§ **Goal of the exercise**:
In the records that follow, show each line where the word "pandemic" is present.

►

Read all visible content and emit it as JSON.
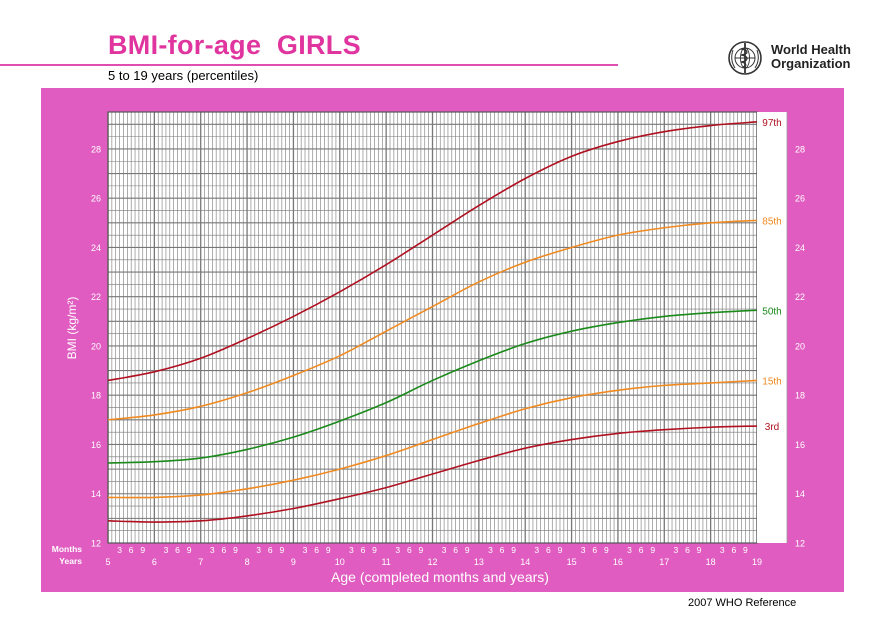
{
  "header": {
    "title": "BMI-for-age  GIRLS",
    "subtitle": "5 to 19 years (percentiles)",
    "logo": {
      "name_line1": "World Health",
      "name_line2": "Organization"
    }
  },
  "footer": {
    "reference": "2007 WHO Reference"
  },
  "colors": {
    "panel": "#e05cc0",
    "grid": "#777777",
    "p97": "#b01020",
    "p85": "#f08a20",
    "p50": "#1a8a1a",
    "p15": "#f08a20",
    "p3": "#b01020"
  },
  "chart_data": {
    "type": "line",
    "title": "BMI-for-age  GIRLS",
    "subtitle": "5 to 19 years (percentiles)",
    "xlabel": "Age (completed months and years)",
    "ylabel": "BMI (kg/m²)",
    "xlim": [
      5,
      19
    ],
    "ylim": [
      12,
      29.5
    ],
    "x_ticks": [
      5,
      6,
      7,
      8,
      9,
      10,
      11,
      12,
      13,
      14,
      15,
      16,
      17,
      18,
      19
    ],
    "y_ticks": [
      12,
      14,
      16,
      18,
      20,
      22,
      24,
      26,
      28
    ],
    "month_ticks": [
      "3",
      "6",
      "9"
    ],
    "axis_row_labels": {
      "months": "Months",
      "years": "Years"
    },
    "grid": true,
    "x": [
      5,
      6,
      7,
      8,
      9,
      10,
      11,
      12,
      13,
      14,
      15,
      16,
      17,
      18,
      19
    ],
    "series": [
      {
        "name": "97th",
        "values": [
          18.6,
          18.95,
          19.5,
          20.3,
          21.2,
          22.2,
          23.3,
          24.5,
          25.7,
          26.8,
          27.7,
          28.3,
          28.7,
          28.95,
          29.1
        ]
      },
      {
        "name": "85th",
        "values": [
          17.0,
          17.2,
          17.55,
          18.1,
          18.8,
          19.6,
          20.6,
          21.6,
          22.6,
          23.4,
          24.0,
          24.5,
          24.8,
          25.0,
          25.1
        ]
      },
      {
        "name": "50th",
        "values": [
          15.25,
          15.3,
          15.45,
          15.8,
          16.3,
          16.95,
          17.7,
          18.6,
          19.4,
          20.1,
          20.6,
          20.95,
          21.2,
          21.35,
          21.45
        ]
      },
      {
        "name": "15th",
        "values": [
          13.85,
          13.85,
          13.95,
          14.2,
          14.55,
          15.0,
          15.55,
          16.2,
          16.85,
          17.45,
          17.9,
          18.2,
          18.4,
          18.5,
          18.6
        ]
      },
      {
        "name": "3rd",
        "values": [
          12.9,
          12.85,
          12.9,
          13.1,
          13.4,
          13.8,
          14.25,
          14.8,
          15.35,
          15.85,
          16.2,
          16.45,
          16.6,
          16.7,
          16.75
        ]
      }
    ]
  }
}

◄
►

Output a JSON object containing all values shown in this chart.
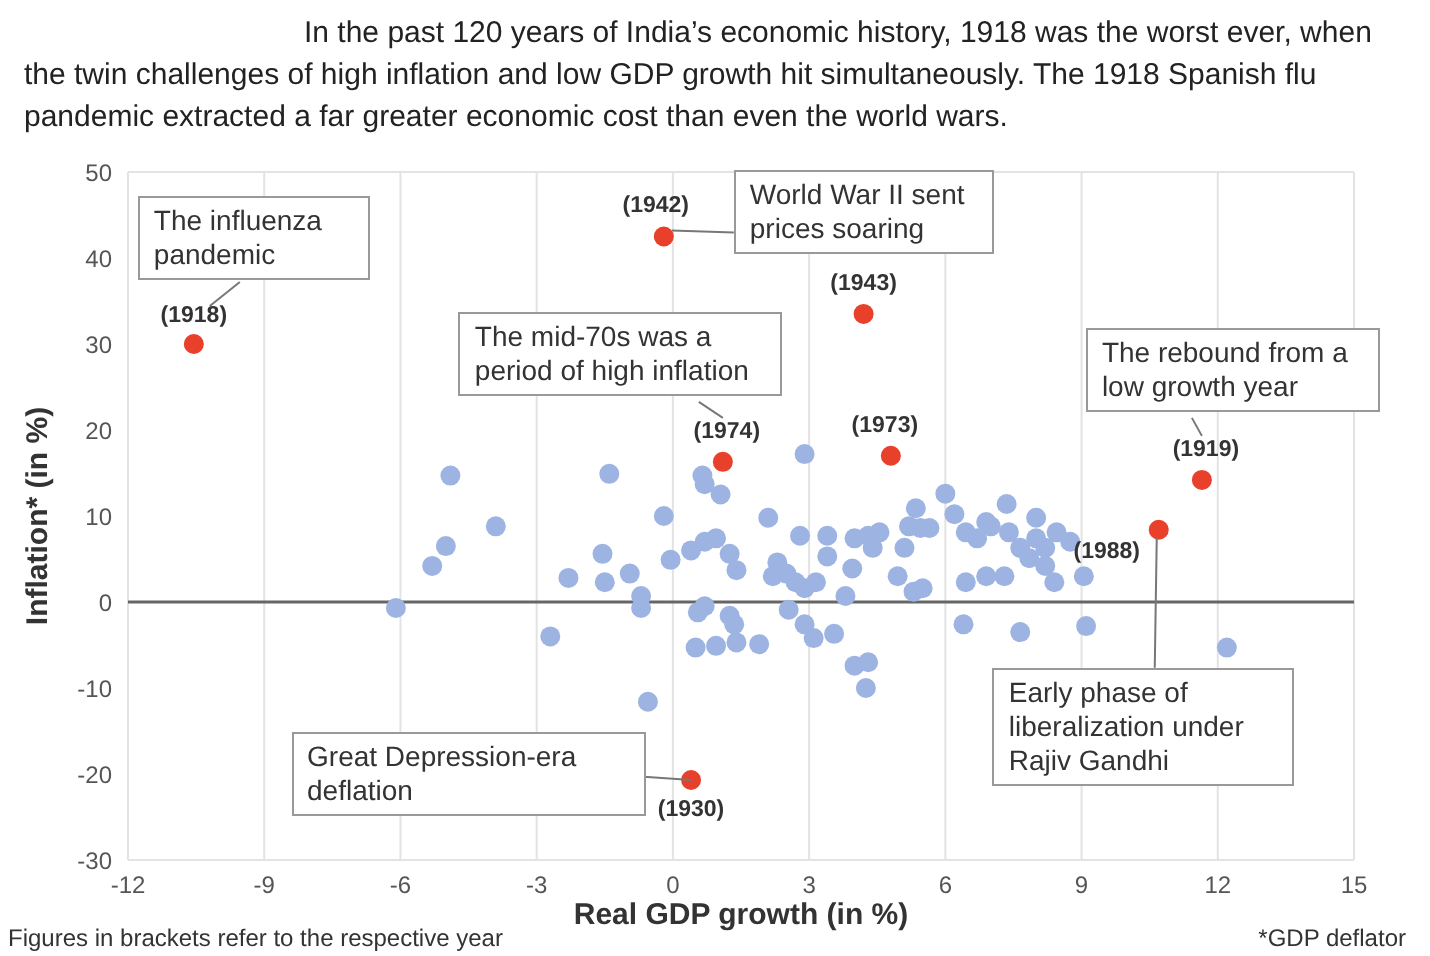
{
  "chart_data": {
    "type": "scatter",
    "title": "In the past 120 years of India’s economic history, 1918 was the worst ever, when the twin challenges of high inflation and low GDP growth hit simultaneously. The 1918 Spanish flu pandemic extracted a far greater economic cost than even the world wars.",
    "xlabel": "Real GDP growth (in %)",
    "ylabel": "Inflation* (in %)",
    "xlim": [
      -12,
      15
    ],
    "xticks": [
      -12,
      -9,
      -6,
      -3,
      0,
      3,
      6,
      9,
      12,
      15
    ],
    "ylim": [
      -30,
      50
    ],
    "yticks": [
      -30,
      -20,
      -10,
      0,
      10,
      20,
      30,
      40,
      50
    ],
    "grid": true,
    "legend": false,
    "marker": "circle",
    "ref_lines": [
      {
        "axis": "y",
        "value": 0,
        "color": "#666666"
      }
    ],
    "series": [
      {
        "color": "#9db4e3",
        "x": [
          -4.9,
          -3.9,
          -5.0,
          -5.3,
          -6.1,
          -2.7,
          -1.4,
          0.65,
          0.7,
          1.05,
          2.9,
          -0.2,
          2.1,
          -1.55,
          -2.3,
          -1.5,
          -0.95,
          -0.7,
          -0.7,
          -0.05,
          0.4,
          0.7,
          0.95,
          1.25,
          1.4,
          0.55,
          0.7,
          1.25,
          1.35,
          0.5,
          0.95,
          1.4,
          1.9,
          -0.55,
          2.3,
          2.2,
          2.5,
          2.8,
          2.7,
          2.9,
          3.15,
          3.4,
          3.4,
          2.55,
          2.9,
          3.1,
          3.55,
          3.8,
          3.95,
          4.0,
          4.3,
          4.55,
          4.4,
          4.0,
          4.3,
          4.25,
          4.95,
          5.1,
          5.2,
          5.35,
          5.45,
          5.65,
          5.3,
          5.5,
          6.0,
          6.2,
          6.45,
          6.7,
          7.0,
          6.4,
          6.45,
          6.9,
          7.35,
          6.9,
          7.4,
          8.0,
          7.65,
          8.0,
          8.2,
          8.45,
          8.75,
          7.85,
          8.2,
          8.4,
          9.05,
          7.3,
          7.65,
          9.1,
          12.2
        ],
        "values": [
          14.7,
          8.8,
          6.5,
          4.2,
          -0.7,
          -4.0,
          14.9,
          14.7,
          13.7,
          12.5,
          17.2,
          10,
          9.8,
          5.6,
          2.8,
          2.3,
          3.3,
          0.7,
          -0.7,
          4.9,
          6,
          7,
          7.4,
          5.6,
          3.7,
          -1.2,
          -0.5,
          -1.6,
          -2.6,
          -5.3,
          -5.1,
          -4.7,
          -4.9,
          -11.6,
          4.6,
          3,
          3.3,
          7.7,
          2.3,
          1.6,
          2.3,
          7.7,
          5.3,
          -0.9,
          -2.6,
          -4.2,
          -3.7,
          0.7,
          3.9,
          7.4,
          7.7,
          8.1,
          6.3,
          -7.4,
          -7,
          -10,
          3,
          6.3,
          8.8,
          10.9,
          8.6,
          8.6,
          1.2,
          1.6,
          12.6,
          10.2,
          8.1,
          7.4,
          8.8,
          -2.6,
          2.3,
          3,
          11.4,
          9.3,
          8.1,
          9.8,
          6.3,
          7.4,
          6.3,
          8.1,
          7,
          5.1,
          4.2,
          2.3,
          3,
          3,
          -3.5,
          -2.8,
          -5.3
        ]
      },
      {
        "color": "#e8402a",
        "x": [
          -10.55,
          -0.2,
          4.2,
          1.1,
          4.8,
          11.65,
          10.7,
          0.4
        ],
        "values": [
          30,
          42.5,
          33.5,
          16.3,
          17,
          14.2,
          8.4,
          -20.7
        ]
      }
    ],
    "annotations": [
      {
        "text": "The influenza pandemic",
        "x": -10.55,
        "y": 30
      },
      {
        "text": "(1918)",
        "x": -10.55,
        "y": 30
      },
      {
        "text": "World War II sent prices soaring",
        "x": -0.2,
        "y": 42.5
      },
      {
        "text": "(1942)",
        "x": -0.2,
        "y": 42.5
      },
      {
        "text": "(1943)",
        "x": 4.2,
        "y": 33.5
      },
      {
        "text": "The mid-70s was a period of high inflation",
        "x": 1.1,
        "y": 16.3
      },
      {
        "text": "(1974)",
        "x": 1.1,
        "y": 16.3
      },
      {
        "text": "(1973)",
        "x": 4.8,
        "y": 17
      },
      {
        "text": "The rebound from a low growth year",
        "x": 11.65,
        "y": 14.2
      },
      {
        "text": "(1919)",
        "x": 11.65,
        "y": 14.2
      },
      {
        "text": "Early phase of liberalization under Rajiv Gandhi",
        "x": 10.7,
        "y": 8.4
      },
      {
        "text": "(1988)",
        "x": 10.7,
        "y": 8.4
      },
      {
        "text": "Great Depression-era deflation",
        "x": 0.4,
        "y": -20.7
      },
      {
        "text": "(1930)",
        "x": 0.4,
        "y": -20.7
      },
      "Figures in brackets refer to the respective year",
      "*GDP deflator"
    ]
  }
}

◄

§ **Solution to this task**:
    "title": "In the past 120 years of India’s economic history, 1918 was the worst ever, when the twin challenges of high inflation and low GDP growth hit simultaneously. The 1918 Spanish flu pandemic extracted a far greater economic cost than even the world wars.",
        "text": "The influenza pandemic",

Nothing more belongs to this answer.